[start of DATASET]
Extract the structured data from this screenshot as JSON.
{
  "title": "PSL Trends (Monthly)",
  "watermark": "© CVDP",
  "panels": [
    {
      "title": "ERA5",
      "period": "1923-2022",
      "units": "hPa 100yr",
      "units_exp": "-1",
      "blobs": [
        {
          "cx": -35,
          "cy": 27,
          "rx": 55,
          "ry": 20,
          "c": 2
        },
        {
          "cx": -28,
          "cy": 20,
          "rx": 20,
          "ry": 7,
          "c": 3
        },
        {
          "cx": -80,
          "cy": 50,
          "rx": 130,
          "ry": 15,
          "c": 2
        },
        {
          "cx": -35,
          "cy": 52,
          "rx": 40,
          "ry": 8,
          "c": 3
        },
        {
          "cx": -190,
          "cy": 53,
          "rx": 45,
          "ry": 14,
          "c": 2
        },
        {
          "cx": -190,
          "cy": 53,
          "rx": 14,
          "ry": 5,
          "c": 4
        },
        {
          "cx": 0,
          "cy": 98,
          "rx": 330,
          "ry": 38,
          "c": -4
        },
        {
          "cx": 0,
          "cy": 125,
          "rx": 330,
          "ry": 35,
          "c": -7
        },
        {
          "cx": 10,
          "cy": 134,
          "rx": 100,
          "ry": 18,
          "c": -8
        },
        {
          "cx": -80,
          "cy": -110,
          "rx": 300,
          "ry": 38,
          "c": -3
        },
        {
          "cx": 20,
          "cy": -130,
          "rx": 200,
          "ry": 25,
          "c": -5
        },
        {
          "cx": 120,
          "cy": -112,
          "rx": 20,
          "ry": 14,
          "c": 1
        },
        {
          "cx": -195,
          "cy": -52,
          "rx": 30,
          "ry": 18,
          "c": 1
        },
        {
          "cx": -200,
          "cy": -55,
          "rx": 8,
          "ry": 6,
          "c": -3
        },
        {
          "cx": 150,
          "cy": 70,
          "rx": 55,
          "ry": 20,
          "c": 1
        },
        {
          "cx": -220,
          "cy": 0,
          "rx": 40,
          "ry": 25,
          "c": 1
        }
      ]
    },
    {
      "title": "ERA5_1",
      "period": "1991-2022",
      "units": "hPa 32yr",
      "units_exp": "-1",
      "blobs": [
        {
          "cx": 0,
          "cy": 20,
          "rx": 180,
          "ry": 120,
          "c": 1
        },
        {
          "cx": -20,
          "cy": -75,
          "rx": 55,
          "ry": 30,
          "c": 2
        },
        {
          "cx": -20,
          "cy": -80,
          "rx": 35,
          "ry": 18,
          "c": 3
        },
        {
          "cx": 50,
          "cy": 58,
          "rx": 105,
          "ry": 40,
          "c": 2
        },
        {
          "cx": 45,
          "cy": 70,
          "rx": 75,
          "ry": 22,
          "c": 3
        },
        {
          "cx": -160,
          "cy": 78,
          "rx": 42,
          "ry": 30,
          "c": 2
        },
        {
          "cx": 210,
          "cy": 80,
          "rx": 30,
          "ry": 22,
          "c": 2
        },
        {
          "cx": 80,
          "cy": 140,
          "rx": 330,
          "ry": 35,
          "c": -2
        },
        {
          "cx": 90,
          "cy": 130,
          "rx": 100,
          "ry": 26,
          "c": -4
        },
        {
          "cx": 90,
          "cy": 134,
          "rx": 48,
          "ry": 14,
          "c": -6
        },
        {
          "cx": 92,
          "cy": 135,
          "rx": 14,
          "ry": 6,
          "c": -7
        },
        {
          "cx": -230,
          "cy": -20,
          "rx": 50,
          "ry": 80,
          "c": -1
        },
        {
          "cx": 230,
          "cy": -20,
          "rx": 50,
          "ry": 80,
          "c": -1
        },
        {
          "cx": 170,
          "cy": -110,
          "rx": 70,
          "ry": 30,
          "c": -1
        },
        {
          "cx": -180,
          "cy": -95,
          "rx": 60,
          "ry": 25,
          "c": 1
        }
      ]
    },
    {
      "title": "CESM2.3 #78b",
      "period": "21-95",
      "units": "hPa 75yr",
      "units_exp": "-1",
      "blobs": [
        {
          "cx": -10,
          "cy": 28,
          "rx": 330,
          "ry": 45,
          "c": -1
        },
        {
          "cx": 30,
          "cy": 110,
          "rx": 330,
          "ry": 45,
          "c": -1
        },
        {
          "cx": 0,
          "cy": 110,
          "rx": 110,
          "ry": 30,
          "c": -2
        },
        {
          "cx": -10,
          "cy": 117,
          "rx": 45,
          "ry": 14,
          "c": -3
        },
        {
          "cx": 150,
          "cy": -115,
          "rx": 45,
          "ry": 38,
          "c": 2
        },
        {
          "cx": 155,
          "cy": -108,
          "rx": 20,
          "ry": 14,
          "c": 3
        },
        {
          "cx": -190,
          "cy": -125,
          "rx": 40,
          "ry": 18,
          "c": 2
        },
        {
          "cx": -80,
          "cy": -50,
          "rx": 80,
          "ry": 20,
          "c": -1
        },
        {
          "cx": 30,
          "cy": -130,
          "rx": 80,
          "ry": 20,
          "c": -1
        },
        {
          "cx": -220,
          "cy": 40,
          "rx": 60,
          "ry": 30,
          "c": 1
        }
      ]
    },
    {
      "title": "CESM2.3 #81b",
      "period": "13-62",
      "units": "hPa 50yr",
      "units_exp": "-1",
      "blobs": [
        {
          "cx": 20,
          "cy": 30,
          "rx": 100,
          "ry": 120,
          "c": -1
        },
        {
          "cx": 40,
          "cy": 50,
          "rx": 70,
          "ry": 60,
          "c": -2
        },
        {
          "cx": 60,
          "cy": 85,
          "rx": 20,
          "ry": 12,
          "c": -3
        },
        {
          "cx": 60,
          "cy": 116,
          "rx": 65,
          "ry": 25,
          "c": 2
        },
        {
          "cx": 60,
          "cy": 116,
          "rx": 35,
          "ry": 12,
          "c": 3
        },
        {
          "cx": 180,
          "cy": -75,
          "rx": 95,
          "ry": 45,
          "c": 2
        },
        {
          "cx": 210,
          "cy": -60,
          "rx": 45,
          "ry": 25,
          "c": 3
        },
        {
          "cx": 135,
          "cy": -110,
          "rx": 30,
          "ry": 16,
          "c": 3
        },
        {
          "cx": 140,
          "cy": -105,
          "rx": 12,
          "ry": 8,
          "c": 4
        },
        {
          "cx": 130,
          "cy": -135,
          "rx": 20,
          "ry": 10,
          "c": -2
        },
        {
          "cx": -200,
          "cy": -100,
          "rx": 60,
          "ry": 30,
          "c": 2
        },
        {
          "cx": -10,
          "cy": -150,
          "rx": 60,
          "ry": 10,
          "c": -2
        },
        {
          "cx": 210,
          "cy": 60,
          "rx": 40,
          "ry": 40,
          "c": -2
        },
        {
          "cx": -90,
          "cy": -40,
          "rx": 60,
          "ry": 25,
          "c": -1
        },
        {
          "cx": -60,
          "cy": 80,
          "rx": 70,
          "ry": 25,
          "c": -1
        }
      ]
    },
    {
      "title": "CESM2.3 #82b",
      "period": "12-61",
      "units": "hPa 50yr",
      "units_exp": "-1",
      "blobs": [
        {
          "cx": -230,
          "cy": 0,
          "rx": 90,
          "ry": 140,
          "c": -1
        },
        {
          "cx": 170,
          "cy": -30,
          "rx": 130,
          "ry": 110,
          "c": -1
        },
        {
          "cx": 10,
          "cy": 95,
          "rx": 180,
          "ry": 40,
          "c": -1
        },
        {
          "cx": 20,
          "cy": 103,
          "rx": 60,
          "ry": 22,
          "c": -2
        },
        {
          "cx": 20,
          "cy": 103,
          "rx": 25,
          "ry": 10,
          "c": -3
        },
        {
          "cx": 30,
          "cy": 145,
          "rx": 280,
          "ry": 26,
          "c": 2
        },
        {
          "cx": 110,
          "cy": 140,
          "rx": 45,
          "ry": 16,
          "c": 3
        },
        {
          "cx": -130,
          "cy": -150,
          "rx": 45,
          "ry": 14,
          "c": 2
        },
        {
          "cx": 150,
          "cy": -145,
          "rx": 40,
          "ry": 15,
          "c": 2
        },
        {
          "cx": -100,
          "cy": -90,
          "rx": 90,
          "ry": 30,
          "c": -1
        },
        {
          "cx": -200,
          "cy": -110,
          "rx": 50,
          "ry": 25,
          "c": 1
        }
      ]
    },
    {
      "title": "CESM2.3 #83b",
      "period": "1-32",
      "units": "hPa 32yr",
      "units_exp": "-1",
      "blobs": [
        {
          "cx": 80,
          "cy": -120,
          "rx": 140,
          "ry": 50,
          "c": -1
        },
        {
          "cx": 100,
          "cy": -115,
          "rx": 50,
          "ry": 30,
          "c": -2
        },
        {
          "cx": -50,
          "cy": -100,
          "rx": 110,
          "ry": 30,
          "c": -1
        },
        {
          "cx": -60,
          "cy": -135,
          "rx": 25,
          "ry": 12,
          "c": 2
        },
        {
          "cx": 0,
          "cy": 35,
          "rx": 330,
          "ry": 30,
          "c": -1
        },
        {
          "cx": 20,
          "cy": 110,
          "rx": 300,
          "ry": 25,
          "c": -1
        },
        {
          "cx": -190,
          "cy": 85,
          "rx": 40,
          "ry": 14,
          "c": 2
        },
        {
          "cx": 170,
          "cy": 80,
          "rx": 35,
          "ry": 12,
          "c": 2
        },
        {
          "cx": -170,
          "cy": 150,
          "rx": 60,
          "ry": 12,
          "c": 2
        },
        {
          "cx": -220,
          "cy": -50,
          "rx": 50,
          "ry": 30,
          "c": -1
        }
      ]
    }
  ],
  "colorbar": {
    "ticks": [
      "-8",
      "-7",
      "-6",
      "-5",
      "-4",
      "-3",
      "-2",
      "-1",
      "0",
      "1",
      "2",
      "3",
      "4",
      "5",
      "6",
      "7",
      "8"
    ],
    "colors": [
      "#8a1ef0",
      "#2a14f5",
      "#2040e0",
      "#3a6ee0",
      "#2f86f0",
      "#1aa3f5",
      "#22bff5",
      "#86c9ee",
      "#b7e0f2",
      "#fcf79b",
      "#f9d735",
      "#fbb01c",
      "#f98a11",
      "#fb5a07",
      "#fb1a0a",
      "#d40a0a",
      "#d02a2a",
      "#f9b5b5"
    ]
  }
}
[end of DATASET]
### [WORK REQUIRED]
Copy every line above in which the string "period" shows up.

### [RESPONSE]
      "period": "1923-2022",
      "period": "1991-2022",
      "period": "21-95",
      "period": "13-62",
      "period": "12-61",
      "period": "1-32",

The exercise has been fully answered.